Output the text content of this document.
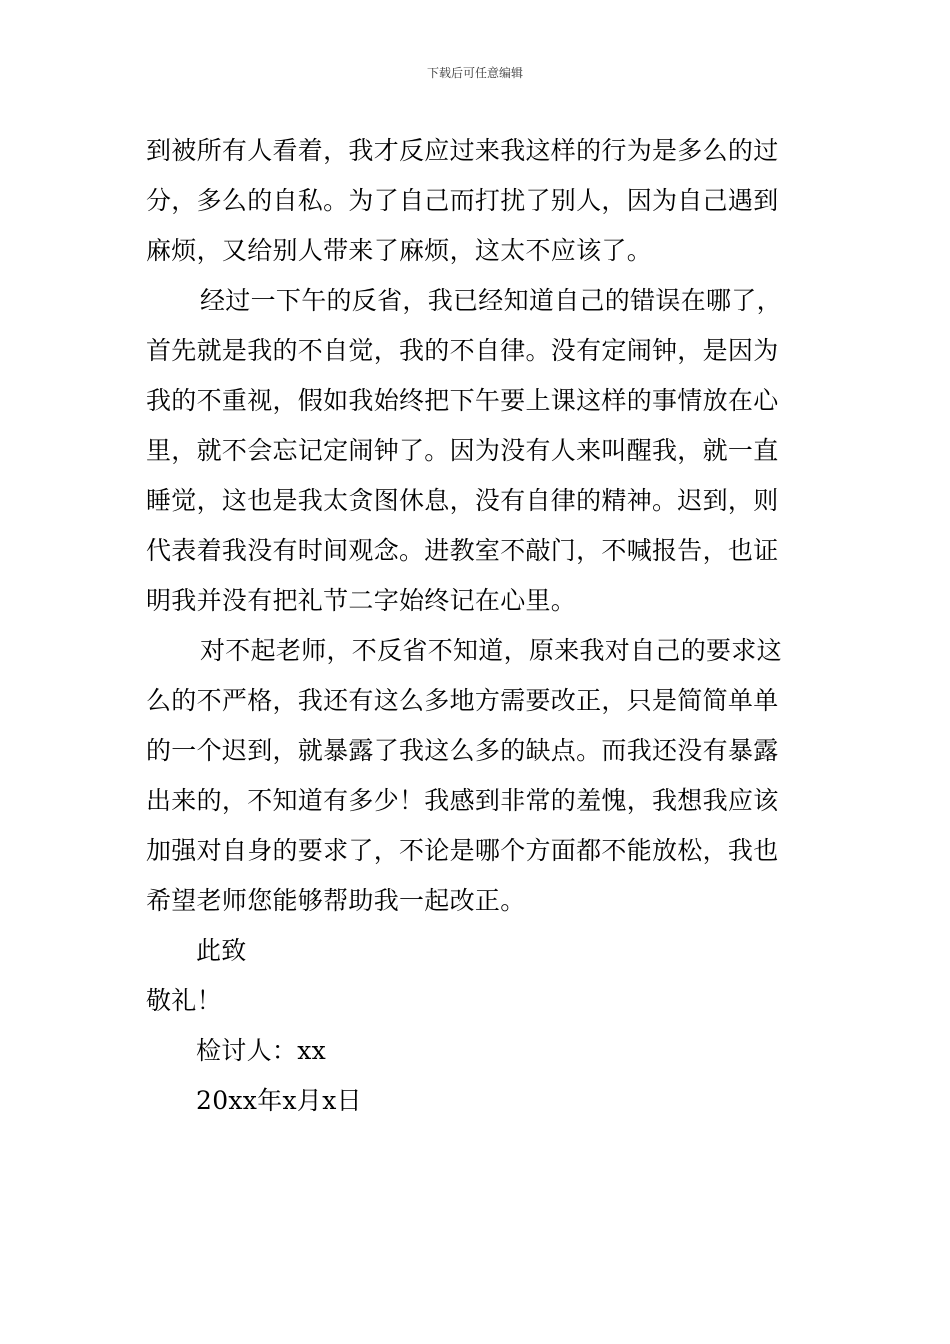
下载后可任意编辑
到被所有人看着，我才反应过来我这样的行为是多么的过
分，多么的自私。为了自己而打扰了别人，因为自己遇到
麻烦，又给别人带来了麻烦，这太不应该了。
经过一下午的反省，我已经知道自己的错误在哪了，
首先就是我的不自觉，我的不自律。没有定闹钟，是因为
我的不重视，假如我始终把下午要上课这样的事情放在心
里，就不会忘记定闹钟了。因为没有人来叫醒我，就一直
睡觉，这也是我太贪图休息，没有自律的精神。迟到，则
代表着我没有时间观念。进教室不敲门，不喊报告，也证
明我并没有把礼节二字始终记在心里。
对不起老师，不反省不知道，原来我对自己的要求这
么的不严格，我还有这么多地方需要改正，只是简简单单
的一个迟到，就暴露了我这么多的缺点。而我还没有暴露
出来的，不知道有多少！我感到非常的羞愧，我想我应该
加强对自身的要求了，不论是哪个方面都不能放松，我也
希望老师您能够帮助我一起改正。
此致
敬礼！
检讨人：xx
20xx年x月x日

• [Your task]
Print the records word for word and exclude any picture they hold.

• [Task response]
Output the text content of this document.
下载后可任意编辑
到被所有人看着，我才反应过来我这样的行为是多么的过
分，多么的自私。为了自己而打扰了别人，因为自己遇到
麻烦，又给别人带来了麻烦，这太不应该了。
经过一下午的反省，我已经知道自己的错误在哪了，
首先就是我的不自觉，我的不自律。没有定闹钟，是因为
我的不重视，假如我始终把下午要上课这样的事情放在心
里，就不会忘记定闹钟了。因为没有人来叫醒我，就一直
睡觉，这也是我太贪图休息，没有自律的精神。迟到，则
代表着我没有时间观念。进教室不敲门，不喊报告，也证
明我并没有把礼节二字始终记在心里。
对不起老师，不反省不知道，原来我对自己的要求这
么的不严格，我还有这么多地方需要改正，只是简简单单
的一个迟到，就暴露了我这么多的缺点。而我还没有暴露
出来的，不知道有多少！我感到非常的羞愧，我想我应该
加强对自身的要求了，不论是哪个方面都不能放松，我也
希望老师您能够帮助我一起改正。
此致
敬礼！
检讨人：xx
20xx年x月x日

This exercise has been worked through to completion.